Dataset rows
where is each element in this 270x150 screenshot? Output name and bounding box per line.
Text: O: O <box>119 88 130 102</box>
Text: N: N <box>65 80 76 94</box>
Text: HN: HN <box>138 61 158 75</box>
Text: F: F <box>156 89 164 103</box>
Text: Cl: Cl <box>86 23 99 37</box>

* * *

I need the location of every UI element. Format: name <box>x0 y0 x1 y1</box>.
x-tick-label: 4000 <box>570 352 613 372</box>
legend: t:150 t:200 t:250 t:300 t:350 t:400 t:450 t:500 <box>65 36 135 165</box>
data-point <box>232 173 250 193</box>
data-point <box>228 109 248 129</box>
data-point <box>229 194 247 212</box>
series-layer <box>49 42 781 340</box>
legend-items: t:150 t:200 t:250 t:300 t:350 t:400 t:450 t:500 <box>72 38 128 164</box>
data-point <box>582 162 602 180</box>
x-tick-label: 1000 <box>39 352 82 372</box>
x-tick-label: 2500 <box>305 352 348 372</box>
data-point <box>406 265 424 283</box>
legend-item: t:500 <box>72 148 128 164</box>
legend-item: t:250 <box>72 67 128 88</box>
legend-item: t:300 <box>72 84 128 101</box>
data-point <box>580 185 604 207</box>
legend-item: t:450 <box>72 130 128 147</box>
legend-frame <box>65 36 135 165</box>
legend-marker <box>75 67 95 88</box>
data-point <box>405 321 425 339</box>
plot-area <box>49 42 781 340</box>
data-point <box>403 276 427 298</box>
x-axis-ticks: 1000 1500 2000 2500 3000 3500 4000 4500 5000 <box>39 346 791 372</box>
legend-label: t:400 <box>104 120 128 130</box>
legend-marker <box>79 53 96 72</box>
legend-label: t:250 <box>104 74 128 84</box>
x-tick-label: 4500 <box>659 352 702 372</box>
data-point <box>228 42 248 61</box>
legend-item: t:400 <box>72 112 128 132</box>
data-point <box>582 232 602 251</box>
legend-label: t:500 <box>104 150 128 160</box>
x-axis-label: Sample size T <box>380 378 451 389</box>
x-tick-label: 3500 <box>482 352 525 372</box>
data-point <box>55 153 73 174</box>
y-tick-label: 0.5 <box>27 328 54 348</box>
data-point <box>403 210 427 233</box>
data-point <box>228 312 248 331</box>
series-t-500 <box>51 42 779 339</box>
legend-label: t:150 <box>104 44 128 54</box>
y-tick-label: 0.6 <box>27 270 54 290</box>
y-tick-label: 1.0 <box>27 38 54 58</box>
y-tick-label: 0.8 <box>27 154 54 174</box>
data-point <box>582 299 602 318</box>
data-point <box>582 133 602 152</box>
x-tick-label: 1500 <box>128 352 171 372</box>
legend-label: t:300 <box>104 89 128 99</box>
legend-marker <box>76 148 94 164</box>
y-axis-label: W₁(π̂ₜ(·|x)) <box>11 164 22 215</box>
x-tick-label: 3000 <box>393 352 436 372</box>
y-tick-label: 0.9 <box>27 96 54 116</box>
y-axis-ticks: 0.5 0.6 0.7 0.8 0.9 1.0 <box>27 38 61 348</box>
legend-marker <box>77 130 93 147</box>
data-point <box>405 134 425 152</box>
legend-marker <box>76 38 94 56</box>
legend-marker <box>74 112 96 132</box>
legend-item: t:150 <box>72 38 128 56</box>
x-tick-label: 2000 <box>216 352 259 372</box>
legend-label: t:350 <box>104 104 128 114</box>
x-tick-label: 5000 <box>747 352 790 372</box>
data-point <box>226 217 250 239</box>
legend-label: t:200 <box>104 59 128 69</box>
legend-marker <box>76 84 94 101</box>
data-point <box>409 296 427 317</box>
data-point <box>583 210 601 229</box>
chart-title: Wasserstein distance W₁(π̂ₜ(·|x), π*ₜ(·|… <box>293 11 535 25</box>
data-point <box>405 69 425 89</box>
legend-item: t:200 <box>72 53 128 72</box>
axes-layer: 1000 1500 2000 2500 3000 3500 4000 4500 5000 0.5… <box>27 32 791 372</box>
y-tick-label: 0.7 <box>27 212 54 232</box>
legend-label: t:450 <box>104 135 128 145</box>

• What to produce: Transcribe the lines above verbatim, beginning at the line that contains "where is each" and stopping after the line that contains "Text: Cl: Cl <box>86 23 99 37</box>".

• Exercise output:
where is each element in this 270x150 screenshot? Output name and bounding box per line.
Text: O: O <box>119 88 130 102</box>
Text: N: N <box>65 80 76 94</box>
Text: HN: HN <box>138 61 158 75</box>
Text: F: F <box>156 89 164 103</box>
Text: Cl: Cl <box>86 23 99 37</box>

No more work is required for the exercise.